[begin Entries supplied]

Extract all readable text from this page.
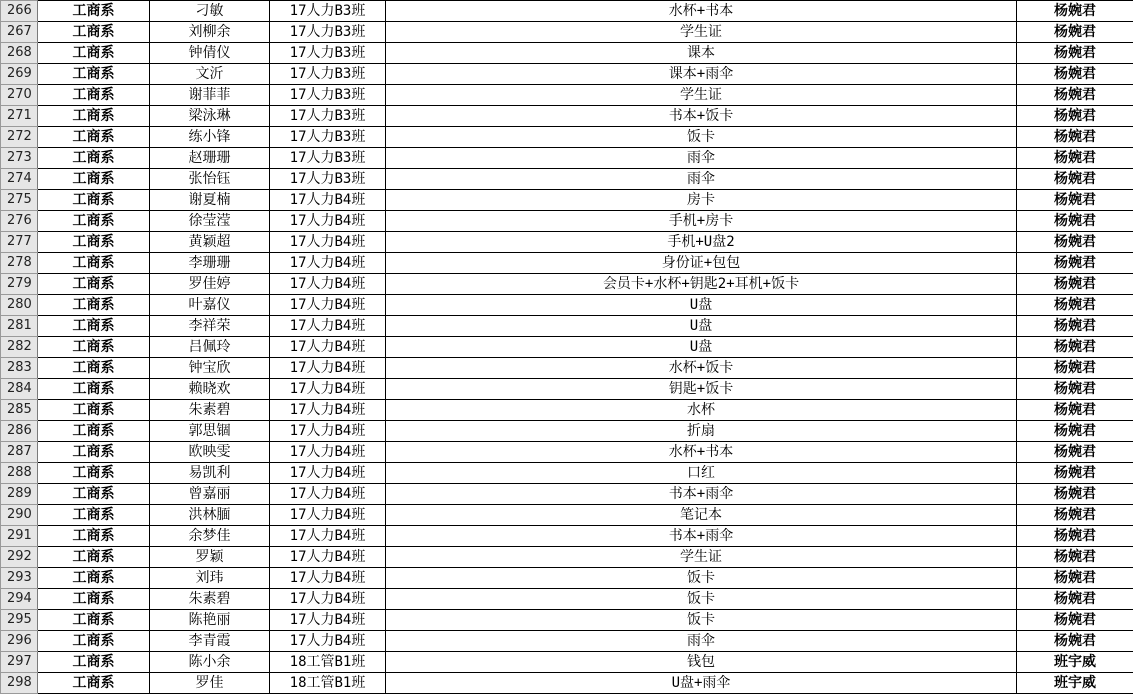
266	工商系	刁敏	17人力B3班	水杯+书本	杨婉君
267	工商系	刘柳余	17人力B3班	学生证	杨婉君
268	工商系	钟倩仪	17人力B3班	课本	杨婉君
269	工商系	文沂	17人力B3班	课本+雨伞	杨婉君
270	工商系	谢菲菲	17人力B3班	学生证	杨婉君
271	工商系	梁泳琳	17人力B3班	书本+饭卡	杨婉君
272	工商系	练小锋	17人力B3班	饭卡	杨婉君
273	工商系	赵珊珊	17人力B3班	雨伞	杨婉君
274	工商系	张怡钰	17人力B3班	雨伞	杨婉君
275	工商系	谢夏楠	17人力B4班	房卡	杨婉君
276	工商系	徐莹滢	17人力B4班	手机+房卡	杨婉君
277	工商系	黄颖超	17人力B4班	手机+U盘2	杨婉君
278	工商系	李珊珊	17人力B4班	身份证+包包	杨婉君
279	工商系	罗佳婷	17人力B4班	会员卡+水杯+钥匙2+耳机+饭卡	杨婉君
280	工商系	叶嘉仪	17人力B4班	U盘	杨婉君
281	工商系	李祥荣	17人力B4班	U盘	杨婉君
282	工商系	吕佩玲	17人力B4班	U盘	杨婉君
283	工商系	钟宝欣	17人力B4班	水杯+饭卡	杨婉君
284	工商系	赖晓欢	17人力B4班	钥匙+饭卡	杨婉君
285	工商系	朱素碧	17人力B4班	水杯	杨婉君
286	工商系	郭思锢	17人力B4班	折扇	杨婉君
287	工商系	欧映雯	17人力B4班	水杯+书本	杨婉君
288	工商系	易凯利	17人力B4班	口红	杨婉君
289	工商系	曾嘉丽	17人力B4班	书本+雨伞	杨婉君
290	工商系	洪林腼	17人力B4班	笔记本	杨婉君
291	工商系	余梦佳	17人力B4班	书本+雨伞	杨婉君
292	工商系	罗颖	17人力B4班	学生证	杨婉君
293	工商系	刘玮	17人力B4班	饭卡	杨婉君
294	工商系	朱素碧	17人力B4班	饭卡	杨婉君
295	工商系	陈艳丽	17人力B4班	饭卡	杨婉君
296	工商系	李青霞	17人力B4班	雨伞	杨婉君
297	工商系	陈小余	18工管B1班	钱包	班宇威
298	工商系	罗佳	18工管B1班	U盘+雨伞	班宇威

[end Entries supplied]

▸ **Aim**:
Omit each picture, then return all of the listing exactly as it stands.

▸ **Output of the exercise**:
Extract all readable text from this page.
266	工商系	刁敏	17人力B3班	水杯+书本	杨婉君
267	工商系	刘柳余	17人力B3班	学生证	杨婉君
268	工商系	钟倩仪	17人力B3班	课本	杨婉君
269	工商系	文沂	17人力B3班	课本+雨伞	杨婉君
270	工商系	谢菲菲	17人力B3班	学生证	杨婉君
271	工商系	梁泳琳	17人力B3班	书本+饭卡	杨婉君
272	工商系	练小锋	17人力B3班	饭卡	杨婉君
273	工商系	赵珊珊	17人力B3班	雨伞	杨婉君
274	工商系	张怡钰	17人力B3班	雨伞	杨婉君
275	工商系	谢夏楠	17人力B4班	房卡	杨婉君
276	工商系	徐莹滢	17人力B4班	手机+房卡	杨婉君
277	工商系	黄颖超	17人力B4班	手机+U盘2	杨婉君
278	工商系	李珊珊	17人力B4班	身份证+包包	杨婉君
279	工商系	罗佳婷	17人力B4班	会员卡+水杯+钥匙2+耳机+饭卡	杨婉君
280	工商系	叶嘉仪	17人力B4班	U盘	杨婉君
281	工商系	李祥荣	17人力B4班	U盘	杨婉君
282	工商系	吕佩玲	17人力B4班	U盘	杨婉君
283	工商系	钟宝欣	17人力B4班	水杯+饭卡	杨婉君
284	工商系	赖晓欢	17人力B4班	钥匙+饭卡	杨婉君
285	工商系	朱素碧	17人力B4班	水杯	杨婉君
286	工商系	郭思锢	17人力B4班	折扇	杨婉君
287	工商系	欧映雯	17人力B4班	水杯+书本	杨婉君
288	工商系	易凯利	17人力B4班	口红	杨婉君
289	工商系	曾嘉丽	17人力B4班	书本+雨伞	杨婉君
290	工商系	洪林腼	17人力B4班	笔记本	杨婉君
291	工商系	余梦佳	17人力B4班	书本+雨伞	杨婉君
292	工商系	罗颖	17人力B4班	学生证	杨婉君
293	工商系	刘玮	17人力B4班	饭卡	杨婉君
294	工商系	朱素碧	17人力B4班	饭卡	杨婉君
295	工商系	陈艳丽	17人力B4班	饭卡	杨婉君
296	工商系	李青霞	17人力B4班	雨伞	杨婉君
297	工商系	陈小余	18工管B1班	钱包	班宇威
298	工商系	罗佳	18工管B1班	U盘+雨伞	班宇威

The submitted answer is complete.